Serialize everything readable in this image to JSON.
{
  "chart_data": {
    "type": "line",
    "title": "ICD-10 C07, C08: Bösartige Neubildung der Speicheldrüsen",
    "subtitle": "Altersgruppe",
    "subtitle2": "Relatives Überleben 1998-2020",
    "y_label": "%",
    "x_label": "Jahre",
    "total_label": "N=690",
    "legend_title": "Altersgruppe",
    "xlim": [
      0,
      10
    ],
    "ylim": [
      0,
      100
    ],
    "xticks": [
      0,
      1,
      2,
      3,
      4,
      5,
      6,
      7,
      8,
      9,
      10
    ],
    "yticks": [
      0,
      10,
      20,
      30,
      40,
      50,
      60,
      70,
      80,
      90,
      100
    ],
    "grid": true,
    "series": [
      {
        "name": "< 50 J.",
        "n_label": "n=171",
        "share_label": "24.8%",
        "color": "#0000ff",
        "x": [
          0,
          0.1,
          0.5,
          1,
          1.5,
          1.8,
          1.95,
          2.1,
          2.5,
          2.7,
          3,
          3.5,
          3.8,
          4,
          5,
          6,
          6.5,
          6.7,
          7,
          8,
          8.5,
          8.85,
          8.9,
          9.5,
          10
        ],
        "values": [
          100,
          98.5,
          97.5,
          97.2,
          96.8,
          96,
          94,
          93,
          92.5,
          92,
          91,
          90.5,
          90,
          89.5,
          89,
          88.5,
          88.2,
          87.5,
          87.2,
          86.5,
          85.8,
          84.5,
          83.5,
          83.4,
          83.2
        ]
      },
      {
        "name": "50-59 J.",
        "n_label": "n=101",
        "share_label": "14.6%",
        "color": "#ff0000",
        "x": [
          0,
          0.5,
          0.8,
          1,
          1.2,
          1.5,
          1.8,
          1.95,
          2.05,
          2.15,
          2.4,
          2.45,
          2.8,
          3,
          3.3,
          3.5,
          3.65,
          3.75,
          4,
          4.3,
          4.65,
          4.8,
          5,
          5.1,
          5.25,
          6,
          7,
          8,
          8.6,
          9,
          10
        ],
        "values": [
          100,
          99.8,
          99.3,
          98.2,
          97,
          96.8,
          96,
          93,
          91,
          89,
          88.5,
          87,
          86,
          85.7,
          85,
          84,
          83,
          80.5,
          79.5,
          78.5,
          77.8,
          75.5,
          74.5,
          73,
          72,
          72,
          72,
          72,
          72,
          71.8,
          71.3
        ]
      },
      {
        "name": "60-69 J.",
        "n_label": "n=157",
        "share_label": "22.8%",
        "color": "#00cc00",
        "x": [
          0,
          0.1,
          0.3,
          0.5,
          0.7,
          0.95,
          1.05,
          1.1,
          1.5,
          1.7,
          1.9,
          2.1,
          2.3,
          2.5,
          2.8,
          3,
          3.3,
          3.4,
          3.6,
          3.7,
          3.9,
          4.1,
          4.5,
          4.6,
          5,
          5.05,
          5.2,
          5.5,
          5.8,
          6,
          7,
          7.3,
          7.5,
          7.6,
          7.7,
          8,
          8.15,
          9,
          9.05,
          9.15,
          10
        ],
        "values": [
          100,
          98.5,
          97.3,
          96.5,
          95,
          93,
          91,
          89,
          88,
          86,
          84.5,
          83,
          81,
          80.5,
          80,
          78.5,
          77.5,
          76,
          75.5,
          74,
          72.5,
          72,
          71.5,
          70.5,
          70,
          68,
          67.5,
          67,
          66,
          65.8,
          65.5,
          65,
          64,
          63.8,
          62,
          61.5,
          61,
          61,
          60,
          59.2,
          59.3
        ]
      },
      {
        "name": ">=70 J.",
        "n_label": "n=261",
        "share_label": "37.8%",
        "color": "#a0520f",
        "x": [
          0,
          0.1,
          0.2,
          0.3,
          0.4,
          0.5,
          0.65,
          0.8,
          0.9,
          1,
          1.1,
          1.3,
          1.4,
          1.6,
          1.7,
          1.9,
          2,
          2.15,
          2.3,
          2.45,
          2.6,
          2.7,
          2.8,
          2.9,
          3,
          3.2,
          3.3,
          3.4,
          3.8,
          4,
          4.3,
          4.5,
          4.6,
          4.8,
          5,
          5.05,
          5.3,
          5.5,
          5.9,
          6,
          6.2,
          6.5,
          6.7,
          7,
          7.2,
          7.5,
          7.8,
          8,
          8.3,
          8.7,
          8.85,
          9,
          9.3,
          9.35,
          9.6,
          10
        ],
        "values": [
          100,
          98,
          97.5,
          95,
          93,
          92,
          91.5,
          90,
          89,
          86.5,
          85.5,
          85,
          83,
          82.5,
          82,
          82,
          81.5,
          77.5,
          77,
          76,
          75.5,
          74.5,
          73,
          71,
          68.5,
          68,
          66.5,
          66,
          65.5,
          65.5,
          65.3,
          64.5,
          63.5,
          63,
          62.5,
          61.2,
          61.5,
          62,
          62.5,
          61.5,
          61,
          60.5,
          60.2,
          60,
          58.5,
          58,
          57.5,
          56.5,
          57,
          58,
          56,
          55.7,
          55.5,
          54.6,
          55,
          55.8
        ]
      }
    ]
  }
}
:::
- To do
Copy out each record from above, exactly.

- Solution
Serialize everything readable in this image to JSON.
{
  "chart_data": {
    "type": "line",
    "title": "ICD-10 C07, C08: Bösartige Neubildung der Speicheldrüsen",
    "subtitle": "Altersgruppe",
    "subtitle2": "Relatives Überleben 1998-2020",
    "y_label": "%",
    "x_label": "Jahre",
    "total_label": "N=690",
    "legend_title": "Altersgruppe",
    "xlim": [
      0,
      10
    ],
    "ylim": [
      0,
      100
    ],
    "xticks": [
      0,
      1,
      2,
      3,
      4,
      5,
      6,
      7,
      8,
      9,
      10
    ],
    "yticks": [
      0,
      10,
      20,
      30,
      40,
      50,
      60,
      70,
      80,
      90,
      100
    ],
    "grid": true,
    "series": [
      {
        "name": "< 50 J.",
        "n_label": "n=171",
        "share_label": "24.8%",
        "color": "#0000ff",
        "x": [
          0,
          0.1,
          0.5,
          1,
          1.5,
          1.8,
          1.95,
          2.1,
          2.5,
          2.7,
          3,
          3.5,
          3.8,
          4,
          5,
          6,
          6.5,
          6.7,
          7,
          8,
          8.5,
          8.85,
          8.9,
          9.5,
          10
        ],
        "values": [
          100,
          98.5,
          97.5,
          97.2,
          96.8,
          96,
          94,
          93,
          92.5,
          92,
          91,
          90.5,
          90,
          89.5,
          89,
          88.5,
          88.2,
          87.5,
          87.2,
          86.5,
          85.8,
          84.5,
          83.5,
          83.4,
          83.2
        ]
      },
      {
        "name": "50-59 J.",
        "n_label": "n=101",
        "share_label": "14.6%",
        "color": "#ff0000",
        "x": [
          0,
          0.5,
          0.8,
          1,
          1.2,
          1.5,
          1.8,
          1.95,
          2.05,
          2.15,
          2.4,
          2.45,
          2.8,
          3,
          3.3,
          3.5,
          3.65,
          3.75,
          4,
          4.3,
          4.65,
          4.8,
          5,
          5.1,
          5.25,
          6,
          7,
          8,
          8.6,
          9,
          10
        ],
        "values": [
          100,
          99.8,
          99.3,
          98.2,
          97,
          96.8,
          96,
          93,
          91,
          89,
          88.5,
          87,
          86,
          85.7,
          85,
          84,
          83,
          80.5,
          79.5,
          78.5,
          77.8,
          75.5,
          74.5,
          73,
          72,
          72,
          72,
          72,
          72,
          71.8,
          71.3
        ]
      },
      {
        "name": "60-69 J.",
        "n_label": "n=157",
        "share_label": "22.8%",
        "color": "#00cc00",
        "x": [
          0,
          0.1,
          0.3,
          0.5,
          0.7,
          0.95,
          1.05,
          1.1,
          1.5,
          1.7,
          1.9,
          2.1,
          2.3,
          2.5,
          2.8,
          3,
          3.3,
          3.4,
          3.6,
          3.7,
          3.9,
          4.1,
          4.5,
          4.6,
          5,
          5.05,
          5.2,
          5.5,
          5.8,
          6,
          7,
          7.3,
          7.5,
          7.6,
          7.7,
          8,
          8.15,
          9,
          9.05,
          9.15,
          10
        ],
        "values": [
          100,
          98.5,
          97.3,
          96.5,
          95,
          93,
          91,
          89,
          88,
          86,
          84.5,
          83,
          81,
          80.5,
          80,
          78.5,
          77.5,
          76,
          75.5,
          74,
          72.5,
          72,
          71.5,
          70.5,
          70,
          68,
          67.5,
          67,
          66,
          65.8,
          65.5,
          65,
          64,
          63.8,
          62,
          61.5,
          61,
          61,
          60,
          59.2,
          59.3
        ]
      },
      {
        "name": ">=70 J.",
        "n_label": "n=261",
        "share_label": "37.8%",
        "color": "#a0520f",
        "x": [
          0,
          0.1,
          0.2,
          0.3,
          0.4,
          0.5,
          0.65,
          0.8,
          0.9,
          1,
          1.1,
          1.3,
          1.4,
          1.6,
          1.7,
          1.9,
          2,
          2.15,
          2.3,
          2.45,
          2.6,
          2.7,
          2.8,
          2.9,
          3,
          3.2,
          3.3,
          3.4,
          3.8,
          4,
          4.3,
          4.5,
          4.6,
          4.8,
          5,
          5.05,
          5.3,
          5.5,
          5.9,
          6,
          6.2,
          6.5,
          6.7,
          7,
          7.2,
          7.5,
          7.8,
          8,
          8.3,
          8.7,
          8.85,
          9,
          9.3,
          9.35,
          9.6,
          10
        ],
        "values": [
          100,
          98,
          97.5,
          95,
          93,
          92,
          91.5,
          90,
          89,
          86.5,
          85.5,
          85,
          83,
          82.5,
          82,
          82,
          81.5,
          77.5,
          77,
          76,
          75.5,
          74.5,
          73,
          71,
          68.5,
          68,
          66.5,
          66,
          65.5,
          65.5,
          65.3,
          64.5,
          63.5,
          63,
          62.5,
          61.2,
          61.5,
          62,
          62.5,
          61.5,
          61,
          60.5,
          60.2,
          60,
          58.5,
          58,
          57.5,
          56.5,
          57,
          58,
          56,
          55.7,
          55.5,
          54.6,
          55,
          55.8
        ]
      }
    ]
  }
}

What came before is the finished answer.